→ **Stated problem**: Check each line below for the word "title", and copy those that have it.
— Start of Data for this exercise —
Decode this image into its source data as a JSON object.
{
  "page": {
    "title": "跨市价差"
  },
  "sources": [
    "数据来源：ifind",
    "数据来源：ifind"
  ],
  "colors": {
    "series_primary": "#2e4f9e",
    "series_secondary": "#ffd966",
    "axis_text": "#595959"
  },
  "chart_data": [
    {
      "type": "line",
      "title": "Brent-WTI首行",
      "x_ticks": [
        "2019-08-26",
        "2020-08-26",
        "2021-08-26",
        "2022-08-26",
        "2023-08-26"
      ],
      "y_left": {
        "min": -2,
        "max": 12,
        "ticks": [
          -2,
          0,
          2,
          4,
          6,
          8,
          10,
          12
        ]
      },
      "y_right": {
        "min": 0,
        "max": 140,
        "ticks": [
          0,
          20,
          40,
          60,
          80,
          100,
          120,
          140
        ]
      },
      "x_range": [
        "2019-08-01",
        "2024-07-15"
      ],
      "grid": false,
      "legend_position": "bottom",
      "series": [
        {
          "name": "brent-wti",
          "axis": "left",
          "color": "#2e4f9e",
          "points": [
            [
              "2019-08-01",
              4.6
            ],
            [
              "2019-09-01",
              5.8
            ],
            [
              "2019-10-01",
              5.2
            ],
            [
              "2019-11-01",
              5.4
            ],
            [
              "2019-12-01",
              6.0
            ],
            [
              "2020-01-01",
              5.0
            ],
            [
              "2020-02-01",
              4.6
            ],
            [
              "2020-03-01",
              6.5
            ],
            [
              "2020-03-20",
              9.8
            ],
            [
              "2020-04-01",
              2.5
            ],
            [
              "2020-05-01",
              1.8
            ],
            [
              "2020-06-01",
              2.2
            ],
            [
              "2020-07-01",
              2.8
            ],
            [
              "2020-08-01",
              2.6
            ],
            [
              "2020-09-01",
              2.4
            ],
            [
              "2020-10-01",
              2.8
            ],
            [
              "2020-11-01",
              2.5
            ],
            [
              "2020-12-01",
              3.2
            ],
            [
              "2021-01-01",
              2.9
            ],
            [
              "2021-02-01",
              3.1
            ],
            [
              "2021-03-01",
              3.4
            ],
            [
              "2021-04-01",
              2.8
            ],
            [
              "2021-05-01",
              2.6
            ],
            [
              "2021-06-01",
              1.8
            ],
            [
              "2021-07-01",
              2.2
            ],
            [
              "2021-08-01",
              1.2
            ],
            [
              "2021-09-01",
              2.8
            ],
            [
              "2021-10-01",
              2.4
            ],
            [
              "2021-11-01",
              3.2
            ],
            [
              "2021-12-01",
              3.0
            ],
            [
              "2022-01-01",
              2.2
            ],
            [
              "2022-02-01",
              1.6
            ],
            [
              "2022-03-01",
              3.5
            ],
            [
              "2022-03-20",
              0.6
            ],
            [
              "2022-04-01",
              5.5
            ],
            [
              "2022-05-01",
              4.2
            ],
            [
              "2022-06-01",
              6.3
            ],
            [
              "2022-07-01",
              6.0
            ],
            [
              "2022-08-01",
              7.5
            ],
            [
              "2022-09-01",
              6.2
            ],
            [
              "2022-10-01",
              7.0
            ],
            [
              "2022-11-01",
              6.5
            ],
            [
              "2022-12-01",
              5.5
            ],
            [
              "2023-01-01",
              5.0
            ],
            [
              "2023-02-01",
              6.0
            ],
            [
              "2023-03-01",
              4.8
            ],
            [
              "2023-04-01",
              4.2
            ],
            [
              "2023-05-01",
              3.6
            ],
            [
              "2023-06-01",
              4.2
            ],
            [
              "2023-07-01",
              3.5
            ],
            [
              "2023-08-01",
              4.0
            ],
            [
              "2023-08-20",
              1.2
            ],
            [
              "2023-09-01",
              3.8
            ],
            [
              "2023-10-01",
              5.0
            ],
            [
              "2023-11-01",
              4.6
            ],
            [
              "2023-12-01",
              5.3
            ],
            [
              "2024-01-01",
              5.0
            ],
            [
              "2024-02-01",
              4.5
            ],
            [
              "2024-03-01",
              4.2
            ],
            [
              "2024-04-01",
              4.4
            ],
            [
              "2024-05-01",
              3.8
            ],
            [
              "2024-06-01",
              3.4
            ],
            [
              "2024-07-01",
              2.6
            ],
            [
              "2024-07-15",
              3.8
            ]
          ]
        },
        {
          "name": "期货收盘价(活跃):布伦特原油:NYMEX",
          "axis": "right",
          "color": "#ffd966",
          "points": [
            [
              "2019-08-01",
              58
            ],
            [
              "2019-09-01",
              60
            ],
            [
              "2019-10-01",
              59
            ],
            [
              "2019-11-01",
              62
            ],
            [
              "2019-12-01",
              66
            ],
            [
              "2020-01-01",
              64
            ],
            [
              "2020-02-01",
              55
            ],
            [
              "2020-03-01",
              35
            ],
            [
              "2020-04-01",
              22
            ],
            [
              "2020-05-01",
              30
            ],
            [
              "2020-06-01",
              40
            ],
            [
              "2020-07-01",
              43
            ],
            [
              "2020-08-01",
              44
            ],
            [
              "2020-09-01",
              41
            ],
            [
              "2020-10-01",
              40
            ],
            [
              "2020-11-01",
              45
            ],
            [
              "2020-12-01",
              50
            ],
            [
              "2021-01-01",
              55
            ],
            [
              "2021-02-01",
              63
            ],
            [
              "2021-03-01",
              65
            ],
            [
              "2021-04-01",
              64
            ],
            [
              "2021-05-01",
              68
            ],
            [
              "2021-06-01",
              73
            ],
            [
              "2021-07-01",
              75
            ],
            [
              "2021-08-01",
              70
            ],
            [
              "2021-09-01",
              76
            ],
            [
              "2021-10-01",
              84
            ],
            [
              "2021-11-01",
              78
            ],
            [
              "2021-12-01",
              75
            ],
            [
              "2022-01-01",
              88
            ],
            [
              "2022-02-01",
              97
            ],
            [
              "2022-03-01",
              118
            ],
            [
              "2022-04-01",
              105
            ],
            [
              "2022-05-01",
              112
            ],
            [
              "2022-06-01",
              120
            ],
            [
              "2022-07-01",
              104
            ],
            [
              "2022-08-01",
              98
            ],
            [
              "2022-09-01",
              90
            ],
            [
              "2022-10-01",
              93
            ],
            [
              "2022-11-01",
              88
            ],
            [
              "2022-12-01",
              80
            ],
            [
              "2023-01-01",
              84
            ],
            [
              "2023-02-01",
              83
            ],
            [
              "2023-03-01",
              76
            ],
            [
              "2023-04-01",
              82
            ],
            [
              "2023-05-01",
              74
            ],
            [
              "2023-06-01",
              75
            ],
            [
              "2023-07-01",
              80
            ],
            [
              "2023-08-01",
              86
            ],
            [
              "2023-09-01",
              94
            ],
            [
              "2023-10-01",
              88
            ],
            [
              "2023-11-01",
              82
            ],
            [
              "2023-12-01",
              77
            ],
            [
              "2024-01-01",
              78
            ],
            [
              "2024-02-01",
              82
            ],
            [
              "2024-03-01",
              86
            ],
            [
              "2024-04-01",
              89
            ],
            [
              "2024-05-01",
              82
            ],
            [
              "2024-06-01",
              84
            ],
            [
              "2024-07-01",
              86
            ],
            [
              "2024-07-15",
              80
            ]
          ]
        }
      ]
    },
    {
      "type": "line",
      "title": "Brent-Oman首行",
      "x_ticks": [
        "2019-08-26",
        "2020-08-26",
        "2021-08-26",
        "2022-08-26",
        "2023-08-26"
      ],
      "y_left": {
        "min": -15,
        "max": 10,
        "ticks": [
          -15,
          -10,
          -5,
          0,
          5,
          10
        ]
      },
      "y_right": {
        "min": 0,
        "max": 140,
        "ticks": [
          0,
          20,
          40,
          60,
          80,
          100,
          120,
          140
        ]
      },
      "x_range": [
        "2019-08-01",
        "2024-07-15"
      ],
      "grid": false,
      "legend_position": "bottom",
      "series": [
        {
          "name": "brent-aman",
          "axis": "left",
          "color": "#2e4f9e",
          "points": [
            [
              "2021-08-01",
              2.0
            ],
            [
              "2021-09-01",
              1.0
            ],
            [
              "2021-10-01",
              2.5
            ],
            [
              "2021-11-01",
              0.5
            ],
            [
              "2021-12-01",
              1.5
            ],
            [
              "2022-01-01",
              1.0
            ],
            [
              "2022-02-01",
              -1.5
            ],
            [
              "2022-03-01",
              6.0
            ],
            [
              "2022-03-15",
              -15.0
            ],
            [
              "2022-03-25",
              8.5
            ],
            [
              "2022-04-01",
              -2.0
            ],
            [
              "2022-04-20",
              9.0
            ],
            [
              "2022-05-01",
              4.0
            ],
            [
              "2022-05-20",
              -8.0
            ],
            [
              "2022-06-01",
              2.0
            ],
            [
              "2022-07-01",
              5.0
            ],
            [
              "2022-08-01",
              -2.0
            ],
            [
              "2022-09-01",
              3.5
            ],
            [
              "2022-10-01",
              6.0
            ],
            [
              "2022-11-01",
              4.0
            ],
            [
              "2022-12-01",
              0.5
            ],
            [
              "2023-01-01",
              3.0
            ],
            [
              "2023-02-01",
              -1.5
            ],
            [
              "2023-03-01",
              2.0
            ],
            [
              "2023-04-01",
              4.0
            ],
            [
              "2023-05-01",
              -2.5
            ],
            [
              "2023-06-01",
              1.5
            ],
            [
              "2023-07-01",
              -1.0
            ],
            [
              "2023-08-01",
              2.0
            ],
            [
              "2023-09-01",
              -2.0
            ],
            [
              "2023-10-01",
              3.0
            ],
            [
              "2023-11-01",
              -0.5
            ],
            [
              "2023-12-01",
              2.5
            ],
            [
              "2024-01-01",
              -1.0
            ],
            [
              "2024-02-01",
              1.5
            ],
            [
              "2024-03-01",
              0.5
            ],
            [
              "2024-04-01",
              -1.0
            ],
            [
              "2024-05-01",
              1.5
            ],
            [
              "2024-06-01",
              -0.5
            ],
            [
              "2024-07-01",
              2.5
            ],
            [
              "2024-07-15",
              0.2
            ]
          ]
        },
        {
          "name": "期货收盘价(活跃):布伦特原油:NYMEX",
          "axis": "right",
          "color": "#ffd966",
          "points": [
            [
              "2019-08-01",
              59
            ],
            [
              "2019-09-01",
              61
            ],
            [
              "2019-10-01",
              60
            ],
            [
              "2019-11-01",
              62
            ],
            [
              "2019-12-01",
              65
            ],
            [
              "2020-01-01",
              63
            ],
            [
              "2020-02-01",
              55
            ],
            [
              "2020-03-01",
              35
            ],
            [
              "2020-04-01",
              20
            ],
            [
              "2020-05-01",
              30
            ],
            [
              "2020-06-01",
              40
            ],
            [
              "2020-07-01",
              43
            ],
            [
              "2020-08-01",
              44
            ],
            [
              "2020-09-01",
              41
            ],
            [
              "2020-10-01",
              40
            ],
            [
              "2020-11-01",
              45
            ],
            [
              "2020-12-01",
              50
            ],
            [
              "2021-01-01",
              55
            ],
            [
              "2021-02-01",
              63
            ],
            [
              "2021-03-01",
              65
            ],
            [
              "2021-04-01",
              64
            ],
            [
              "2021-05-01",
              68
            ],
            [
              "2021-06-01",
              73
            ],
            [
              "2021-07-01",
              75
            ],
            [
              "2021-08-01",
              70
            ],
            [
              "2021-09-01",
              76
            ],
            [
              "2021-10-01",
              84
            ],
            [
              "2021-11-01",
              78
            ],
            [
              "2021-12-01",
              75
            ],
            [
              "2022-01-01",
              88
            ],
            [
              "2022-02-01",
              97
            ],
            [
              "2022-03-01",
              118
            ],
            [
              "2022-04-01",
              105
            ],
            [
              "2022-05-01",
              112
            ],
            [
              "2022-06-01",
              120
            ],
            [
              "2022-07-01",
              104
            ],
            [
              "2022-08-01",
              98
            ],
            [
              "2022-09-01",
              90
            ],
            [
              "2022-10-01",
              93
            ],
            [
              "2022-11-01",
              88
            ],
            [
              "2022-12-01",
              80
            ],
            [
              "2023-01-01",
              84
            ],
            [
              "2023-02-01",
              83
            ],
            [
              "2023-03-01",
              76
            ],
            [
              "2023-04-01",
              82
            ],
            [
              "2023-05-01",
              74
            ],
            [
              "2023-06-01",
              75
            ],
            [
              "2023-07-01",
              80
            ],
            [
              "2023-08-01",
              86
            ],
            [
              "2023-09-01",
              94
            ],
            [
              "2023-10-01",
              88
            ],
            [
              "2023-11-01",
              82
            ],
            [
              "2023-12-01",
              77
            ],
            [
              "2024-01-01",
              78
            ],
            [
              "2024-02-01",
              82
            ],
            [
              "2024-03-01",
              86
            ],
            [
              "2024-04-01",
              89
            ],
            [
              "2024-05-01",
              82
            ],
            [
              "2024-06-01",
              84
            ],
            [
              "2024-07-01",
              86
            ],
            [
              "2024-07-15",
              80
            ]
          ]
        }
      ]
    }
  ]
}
— End of Data for this exercise —
→ **Answer**:
    "title": "跨市价差"
      "title": "Brent-WTI首行",
      "title": "Brent-Oman首行",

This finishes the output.